:: Texto proporcionado ::

┌──

“” Esto tenia que ser un comentario al ultimo post del Isma, pero debido a su extensión he decidido postearlo, pero tener en cuenta que es, digamos, una continuación “”
La aparición del CD fue una navaja de doble filo para las discográficas y distribuidoras.
Al principio significaba poder producir en calidad digital y un medio anticopia perfecto, ya que no existían por el entonces grabadoras de CDs. Realmente si podían copiarse, pero solo a cinta con la perdida de calidad que eso suponía, por lo que las copias de música, simplemente, se mantenían como hasta entonces.
Además, para las productoras, la introducción del CD supuso unos beneficios astronómicos ya que se dedicaron a remasterizar discos del baúl de los recuerdos y sacarlos en el nuevo formato.
El problema es que la tecnología avanza, y los formatos físicos y digitales también. Ahora grabar un CD es lo más fácil del mundo, pero el gran enemigo de la industria discográfica es el MP3.
Que los CDs pudieran grabarse no suponía un gran aumento de las copias ilegales ni de las perdidas. Si querías grabarte el ultimo disco de tu grupo preferido tenias que conocer a alguien que lo hubiera comprado (o encontrar a alguien que conociera a alguien que lo comprase), por lo que continuaba habiendo un gran mercado de ventas y, supongo, que como habían producido en el cambio de formato un gran beneficio no le dieron (o no supieron darle en su momento) más importancia.

└──

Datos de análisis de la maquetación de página
┌──

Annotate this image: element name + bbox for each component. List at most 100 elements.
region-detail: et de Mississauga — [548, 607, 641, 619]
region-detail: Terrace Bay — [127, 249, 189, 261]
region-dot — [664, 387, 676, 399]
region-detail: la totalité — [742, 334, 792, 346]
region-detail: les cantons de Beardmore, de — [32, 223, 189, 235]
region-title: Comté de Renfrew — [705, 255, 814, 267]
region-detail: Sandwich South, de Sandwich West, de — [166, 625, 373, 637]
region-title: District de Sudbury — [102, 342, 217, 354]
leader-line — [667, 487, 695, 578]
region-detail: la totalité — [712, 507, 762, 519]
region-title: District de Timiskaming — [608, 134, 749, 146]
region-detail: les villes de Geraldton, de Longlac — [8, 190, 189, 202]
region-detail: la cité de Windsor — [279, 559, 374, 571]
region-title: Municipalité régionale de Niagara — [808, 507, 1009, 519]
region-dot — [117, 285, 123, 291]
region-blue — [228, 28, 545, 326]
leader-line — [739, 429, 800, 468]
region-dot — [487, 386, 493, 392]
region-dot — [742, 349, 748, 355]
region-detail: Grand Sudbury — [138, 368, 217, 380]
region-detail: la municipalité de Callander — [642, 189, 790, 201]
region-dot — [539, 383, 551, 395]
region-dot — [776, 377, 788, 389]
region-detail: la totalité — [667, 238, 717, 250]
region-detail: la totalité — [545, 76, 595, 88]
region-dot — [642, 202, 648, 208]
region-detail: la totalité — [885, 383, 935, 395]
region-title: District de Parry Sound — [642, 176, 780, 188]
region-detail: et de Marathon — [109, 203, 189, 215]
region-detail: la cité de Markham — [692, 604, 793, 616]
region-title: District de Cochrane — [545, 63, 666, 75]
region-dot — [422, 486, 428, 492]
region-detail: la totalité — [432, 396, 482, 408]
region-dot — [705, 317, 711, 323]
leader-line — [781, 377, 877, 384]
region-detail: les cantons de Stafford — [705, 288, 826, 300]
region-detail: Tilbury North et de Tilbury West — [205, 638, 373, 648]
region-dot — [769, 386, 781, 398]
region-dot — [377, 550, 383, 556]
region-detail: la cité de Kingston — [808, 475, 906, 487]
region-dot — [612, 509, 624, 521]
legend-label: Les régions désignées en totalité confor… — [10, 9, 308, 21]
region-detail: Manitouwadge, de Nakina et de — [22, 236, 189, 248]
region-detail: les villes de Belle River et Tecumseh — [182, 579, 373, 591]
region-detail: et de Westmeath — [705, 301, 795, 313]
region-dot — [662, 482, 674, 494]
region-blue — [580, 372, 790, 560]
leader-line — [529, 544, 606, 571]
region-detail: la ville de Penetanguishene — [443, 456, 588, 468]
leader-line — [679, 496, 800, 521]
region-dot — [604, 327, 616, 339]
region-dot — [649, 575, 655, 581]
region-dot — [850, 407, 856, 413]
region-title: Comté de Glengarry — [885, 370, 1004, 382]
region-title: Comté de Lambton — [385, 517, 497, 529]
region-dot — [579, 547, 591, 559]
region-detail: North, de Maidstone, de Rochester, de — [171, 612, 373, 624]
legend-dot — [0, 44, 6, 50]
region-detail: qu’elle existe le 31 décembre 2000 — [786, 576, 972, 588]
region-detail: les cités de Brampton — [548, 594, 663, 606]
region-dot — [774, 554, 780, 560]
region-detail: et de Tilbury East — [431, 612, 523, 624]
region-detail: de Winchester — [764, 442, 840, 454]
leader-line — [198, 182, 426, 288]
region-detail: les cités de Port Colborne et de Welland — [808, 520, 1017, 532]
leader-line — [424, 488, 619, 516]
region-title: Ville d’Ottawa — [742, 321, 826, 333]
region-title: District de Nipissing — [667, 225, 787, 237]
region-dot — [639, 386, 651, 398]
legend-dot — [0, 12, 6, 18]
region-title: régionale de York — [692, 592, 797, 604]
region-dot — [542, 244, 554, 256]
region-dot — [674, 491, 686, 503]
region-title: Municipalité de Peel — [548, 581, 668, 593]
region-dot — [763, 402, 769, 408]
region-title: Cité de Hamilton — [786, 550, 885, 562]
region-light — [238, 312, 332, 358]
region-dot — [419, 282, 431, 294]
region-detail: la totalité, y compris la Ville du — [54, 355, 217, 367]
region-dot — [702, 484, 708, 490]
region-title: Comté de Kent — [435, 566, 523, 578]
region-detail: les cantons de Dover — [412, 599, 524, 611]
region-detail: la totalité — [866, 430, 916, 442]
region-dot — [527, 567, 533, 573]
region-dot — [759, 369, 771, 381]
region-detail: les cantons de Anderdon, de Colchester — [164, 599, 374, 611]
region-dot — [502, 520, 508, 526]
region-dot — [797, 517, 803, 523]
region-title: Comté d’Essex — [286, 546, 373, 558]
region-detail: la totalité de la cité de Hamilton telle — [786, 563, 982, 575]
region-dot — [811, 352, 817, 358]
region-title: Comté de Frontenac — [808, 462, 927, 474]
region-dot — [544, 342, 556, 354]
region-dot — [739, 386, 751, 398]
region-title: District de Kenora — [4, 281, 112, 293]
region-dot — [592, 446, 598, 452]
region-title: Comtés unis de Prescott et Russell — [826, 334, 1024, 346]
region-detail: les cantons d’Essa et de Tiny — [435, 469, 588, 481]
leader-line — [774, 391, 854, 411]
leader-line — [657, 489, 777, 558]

└──

:: Ejercicios ::
1) En el texto sobre el CD y las discográficas, ¿qué se señala como el gran enemigo de la industria discográfica?
2) Sigue escribiendo el texto sobre el CD y la industria discográfica a partir de su última frase.
Las entradas son un material independiente del texto.

:: Tus respuestas ::
1) El MP3.

2)
Los CDs ocupaban mucha información, y el intercambio por medios telemáticos (Internet, redes BBS, etc..) era prácticamente imposible. Pero apareció el MP3…
El MP3 podía (y sigue pudiendo) comprimir la música y dejarla en archivos “relativamente” pequeños a costa de una inapreciable reducción de calidad (siempre y cuando el ripio se haga en condiciones que hay cada cosa por Internet que…).
Si al MP3 le sumamos un uso de la red de Internet mucho más difundido entre la población y el aumento de las velocidades de navegación por la aparición de la tecnología ADS (el ADSL vamos), nos encontramos con el problema actual de la piratería.
Por un lado nos está la facilidad, cada vez mayor, de adquirir el producto ilegalmente y a un coste prácticamente cero.
Por otro vemos que el precio de estos productos son, la mayoría, prohibitivos.
Si a esto le sumamos que tanto la calidad como la cantidad son prácticamente la misma que el producto ilegal, nos encontramos que la mejor opción es adquirir el producto ilegalmente. Para elegir entre lo mismo nos quedamos con el precio más bajo.
Y no es que quiera defender la piratería (que lo hago, vamos si lo hago), sino que quiero criticar la política que esta siguiendo la industria discográfica, aunque estaría mejor decir la industria audiovisual.
Se han estancado. No han sabido llevar el ritmo que la tecnología ha marcado. Lo que esta claro es que si entre el CD original y la copia descargada de la mula la única diferencia que hay es que en la descargada te tienes que imprimir tu las carátulas (y ya ni eso que la guardamos en el ordenador) la gente se va a tirar por la copia ilegal.
O evolucionan y buscan técnicas nuevas (o viejas, que ya ni traen libritos) para que nos decantemos por los títulos originales o esto se hunde, pero ya.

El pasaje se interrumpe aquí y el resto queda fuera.